■ EXERCISE AIM
Copy every line with the string "this" in it.

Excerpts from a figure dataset
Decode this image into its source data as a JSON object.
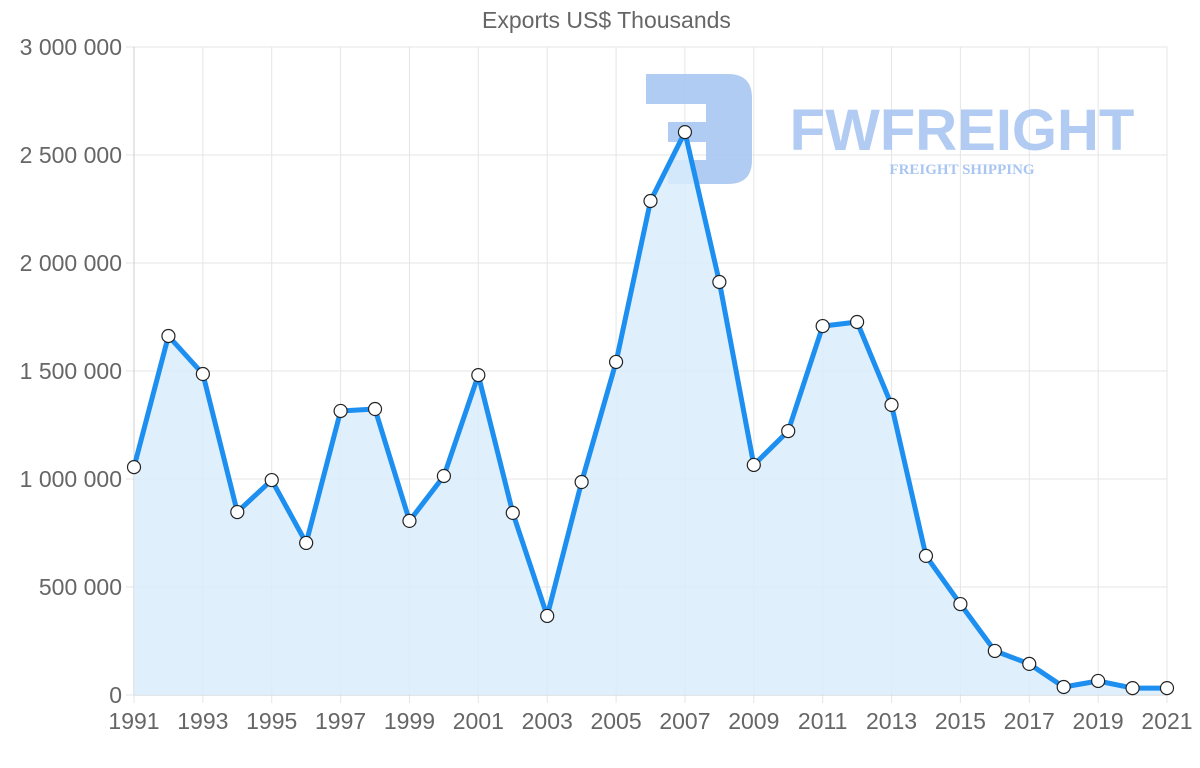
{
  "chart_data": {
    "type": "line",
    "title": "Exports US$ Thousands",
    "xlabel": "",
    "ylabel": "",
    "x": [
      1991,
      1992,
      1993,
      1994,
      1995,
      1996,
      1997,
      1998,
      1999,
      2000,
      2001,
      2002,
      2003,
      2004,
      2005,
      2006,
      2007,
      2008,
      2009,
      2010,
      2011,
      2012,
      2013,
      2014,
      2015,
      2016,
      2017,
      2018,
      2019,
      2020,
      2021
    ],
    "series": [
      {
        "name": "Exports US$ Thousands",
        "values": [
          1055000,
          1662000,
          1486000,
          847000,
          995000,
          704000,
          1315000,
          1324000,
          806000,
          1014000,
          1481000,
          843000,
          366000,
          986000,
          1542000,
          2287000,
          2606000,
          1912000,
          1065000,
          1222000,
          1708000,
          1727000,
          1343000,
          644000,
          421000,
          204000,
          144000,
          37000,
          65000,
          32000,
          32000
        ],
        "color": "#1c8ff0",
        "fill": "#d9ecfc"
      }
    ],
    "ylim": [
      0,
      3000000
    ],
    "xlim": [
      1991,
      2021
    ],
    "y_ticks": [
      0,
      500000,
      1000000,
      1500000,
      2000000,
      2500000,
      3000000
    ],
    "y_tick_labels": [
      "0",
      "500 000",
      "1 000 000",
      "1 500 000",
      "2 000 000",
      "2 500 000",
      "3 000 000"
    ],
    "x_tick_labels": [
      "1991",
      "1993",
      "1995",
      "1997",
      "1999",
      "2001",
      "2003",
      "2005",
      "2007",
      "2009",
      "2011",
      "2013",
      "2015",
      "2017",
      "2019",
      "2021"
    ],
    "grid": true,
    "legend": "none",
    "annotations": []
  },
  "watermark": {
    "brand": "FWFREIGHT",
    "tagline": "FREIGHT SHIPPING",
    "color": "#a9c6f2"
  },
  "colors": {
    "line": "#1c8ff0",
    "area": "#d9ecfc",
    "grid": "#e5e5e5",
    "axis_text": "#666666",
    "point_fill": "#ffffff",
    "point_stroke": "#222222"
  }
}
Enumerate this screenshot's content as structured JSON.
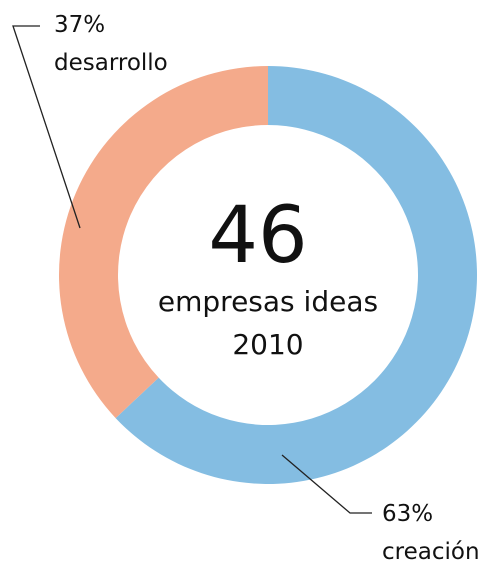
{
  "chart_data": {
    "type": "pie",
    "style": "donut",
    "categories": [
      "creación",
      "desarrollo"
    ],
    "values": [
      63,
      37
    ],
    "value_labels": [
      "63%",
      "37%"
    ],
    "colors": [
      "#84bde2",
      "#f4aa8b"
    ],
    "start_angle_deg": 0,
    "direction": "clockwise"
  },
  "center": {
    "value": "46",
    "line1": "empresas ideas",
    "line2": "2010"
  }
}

■ TASK SOLUTION
Decode this image into its source data as a JSON object.
Enumerate this screenshot's content as structured JSON.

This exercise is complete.